── Records supplied
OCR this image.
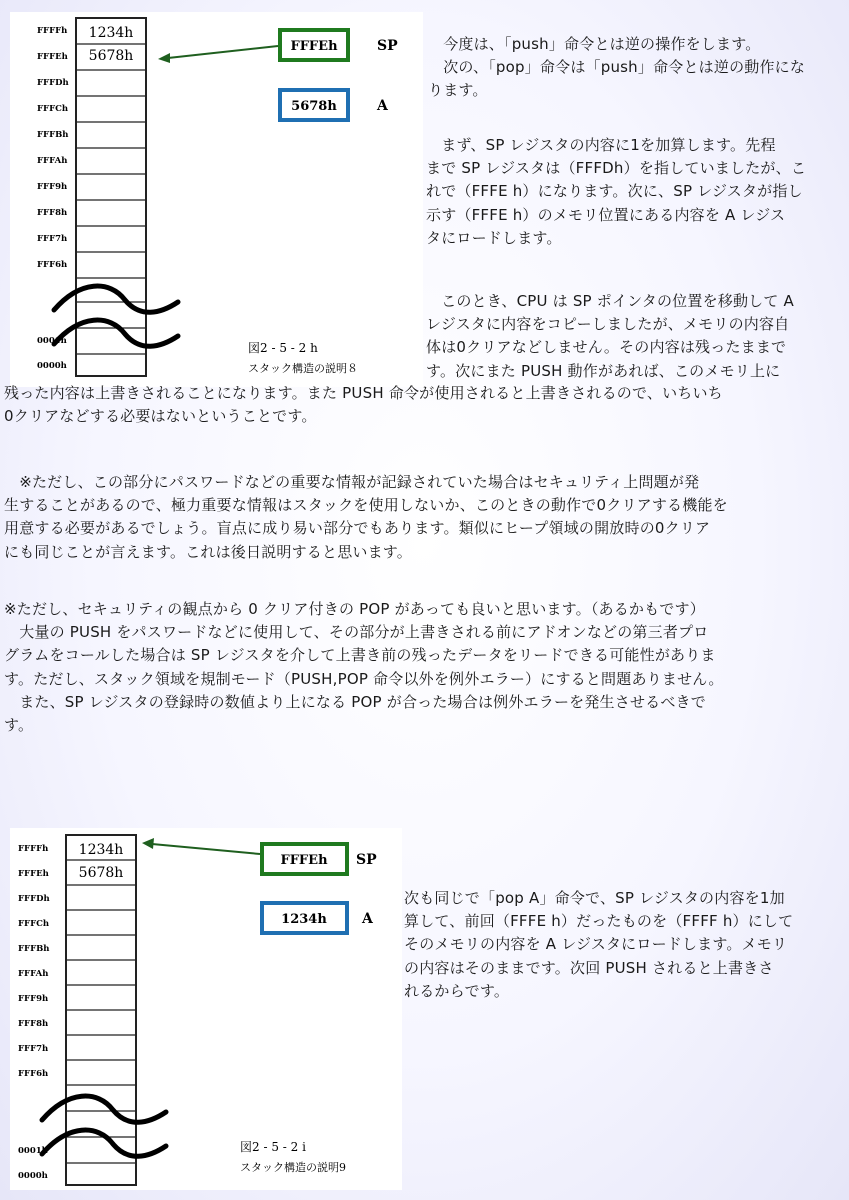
FFFFh
FFFEh
FFFDh
FFFCh
FFFBh
FFFAh
FFF9h
FFF8h
FFF7h
FFF6h
0001h
0000h
1234h
5678h
FFFEh	SP
5678h	A
図2 - 5 - 2 h
スタック構造の説明８
FFFFh
FFFEh
FFFDh
FFFCh
FFFBh
FFFAh
FFF9h
FFF8h
FFF7h
FFF6h
0001h
0000h
1234h
5678h
FFFEh SP
1234h	A
図2 - 5 - 2 i
スタック構造の説明9

　今度は、「push」命令とは逆の操作をします。
　次の、「pop」命令は「push」命令とは逆の動作にな
ります。

　まず、SP レジスタの内容に1を加算します。先程
まで SP レジスタは（FFFDh）を指していましたが、こ
れで（FFFE h）になります。次に、SP レジスタが指し
示す（FFFE h）のメモリ位置にある内容を A レジス
タにロードします。

　このとき、CPU は SP ポインタの位置を移動して A
レジスタに内容をコピーしましたが、メモリの内容自
体は0クリアなどしません。その内容は残ったままで
す。次にまた PUSH 動作があれば、このメモリ上に

残った内容は上書きされることになります。また PUSH 命令が使用されると上書きされるので、いちいち
0クリアなどする必要はないということです。

　※ただし、この部分にパスワードなどの重要な情報が記録されていた場合はセキュリティ上問題が発
生することがあるので、極力重要な情報はスタックを使用しないか、このときの動作で0クリアする機能を
用意する必要があるでしょう。盲点に成り易い部分でもあります。類似にヒープ領域の開放時の0クリア
にも同じことが言えます。これは後日説明すると思います。

※ただし、セキュリティの観点から 0 クリア付きの POP があっても良いと思います。（あるかもです）
　大量の PUSH をパスワードなどに使用して、その部分が上書きされる前にアドオンなどの第三者プロ
グラムをコールした場合は SP レジスタを介して上書き前の残ったデータをリードできる可能性がありま
す。ただし、スタック領域を規制モード（PUSH,POP 命令以外を例外エラー）にすると問題ありません。
　また、SP レジスタの登録時の数値より上になる POP が合った場合は例外エラーを発生させるべきで
す。

次も同じで「pop A」命令で、SP レジスタの内容を1加
算して、前回（FFFE h）だったものを（FFFF h）にして
そのメモリの内容を A レジスタにロードします。メモリ
の内容はそのままです。次回 PUSH されると上書きさ
れるからです。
────
Exercise description — Transcribe the material as is, with images omitted.

Written response —
OCR this image.
FFFFh
FFFEh
FFFDh
FFFCh
FFFBh
FFFAh
FFF9h
FFF8h
FFF7h
FFF6h
0001h
0000h
1234h
5678h
FFFEh	SP
5678h	A
図2 - 5 - 2 h
スタック構造の説明８
FFFFh
FFFEh
FFFDh
FFFCh
FFFBh
FFFAh
FFF9h
FFF8h
FFF7h
FFF6h
0001h
0000h
1234h
5678h
FFFEh SP
1234h	A
図2 - 5 - 2 i
スタック構造の説明9

　今度は、「push」命令とは逆の操作をします。
　次の、「pop」命令は「push」命令とは逆の動作にな
ります。

　まず、SP レジスタの内容に1を加算します。先程
まで SP レジスタは（FFFDh）を指していましたが、こ
れで（FFFE h）になります。次に、SP レジスタが指し
示す（FFFE h）のメモリ位置にある内容を A レジス
タにロードします。

　このとき、CPU は SP ポインタの位置を移動して A
レジスタに内容をコピーしましたが、メモリの内容自
体は0クリアなどしません。その内容は残ったままで
す。次にまた PUSH 動作があれば、このメモリ上に

残った内容は上書きされることになります。また PUSH 命令が使用されると上書きされるので、いちいち
0クリアなどする必要はないということです。

　※ただし、この部分にパスワードなどの重要な情報が記録されていた場合はセキュリティ上問題が発
生することがあるので、極力重要な情報はスタックを使用しないか、このときの動作で0クリアする機能を
用意する必要があるでしょう。盲点に成り易い部分でもあります。類似にヒープ領域の開放時の0クリア
にも同じことが言えます。これは後日説明すると思います。

※ただし、セキュリティの観点から 0 クリア付きの POP があっても良いと思います。（あるかもです）
　大量の PUSH をパスワードなどに使用して、その部分が上書きされる前にアドオンなどの第三者プロ
グラムをコールした場合は SP レジスタを介して上書き前の残ったデータをリードできる可能性がありま
す。ただし、スタック領域を規制モード（PUSH,POP 命令以外を例外エラー）にすると問題ありません。
　また、SP レジスタの登録時の数値より上になる POP が合った場合は例外エラーを発生させるべきで
す。

次も同じで「pop A」命令で、SP レジスタの内容を1加
算して、前回（FFFE h）だったものを（FFFF h）にして
そのメモリの内容を A レジスタにロードします。メモリ
の内容はそのままです。次回 PUSH されると上書きさ
れるからです。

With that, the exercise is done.